**EXERCISE**
Locate every line below that contains the word "Point" and copy it.
* start ENTRIES PROVIDED *
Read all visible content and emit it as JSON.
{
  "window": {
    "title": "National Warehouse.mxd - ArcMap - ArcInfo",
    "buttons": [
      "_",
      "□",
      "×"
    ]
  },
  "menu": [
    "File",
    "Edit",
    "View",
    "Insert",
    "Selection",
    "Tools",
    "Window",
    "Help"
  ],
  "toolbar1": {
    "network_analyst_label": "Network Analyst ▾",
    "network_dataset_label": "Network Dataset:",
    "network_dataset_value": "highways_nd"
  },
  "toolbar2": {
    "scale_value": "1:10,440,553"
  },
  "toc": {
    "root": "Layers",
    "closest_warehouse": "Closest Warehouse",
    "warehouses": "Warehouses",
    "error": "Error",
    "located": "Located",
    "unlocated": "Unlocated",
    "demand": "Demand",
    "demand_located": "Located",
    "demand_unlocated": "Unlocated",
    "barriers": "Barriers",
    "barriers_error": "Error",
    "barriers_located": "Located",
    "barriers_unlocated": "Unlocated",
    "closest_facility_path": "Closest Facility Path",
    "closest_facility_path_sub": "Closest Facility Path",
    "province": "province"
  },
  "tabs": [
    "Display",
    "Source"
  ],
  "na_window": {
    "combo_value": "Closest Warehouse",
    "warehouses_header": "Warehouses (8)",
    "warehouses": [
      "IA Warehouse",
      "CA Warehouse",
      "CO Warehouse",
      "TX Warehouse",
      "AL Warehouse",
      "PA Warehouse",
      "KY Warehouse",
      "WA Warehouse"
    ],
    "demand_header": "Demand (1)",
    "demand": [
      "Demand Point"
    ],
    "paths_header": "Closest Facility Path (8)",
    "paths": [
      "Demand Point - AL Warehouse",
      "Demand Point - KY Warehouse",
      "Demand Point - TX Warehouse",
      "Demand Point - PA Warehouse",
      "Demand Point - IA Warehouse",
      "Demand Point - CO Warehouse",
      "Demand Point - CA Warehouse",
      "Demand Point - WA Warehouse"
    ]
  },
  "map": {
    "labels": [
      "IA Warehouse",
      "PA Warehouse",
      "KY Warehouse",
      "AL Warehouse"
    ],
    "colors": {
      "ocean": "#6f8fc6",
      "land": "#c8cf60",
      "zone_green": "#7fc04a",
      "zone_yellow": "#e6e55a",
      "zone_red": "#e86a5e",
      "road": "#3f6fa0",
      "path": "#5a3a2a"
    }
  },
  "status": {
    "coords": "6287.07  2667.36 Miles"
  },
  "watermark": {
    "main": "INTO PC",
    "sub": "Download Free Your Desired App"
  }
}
* end ENTRIES PROVIDED *
**TASK SOLUTION**
      "Demand Point"
      "Demand Point - AL Warehouse",
      "Demand Point - KY Warehouse",
      "Demand Point - TX Warehouse",
      "Demand Point - PA Warehouse",
      "Demand Point - IA Warehouse",
      "Demand Point - CO Warehouse",
      "Demand Point - CA Warehouse",
      "Demand Point - WA Warehouse"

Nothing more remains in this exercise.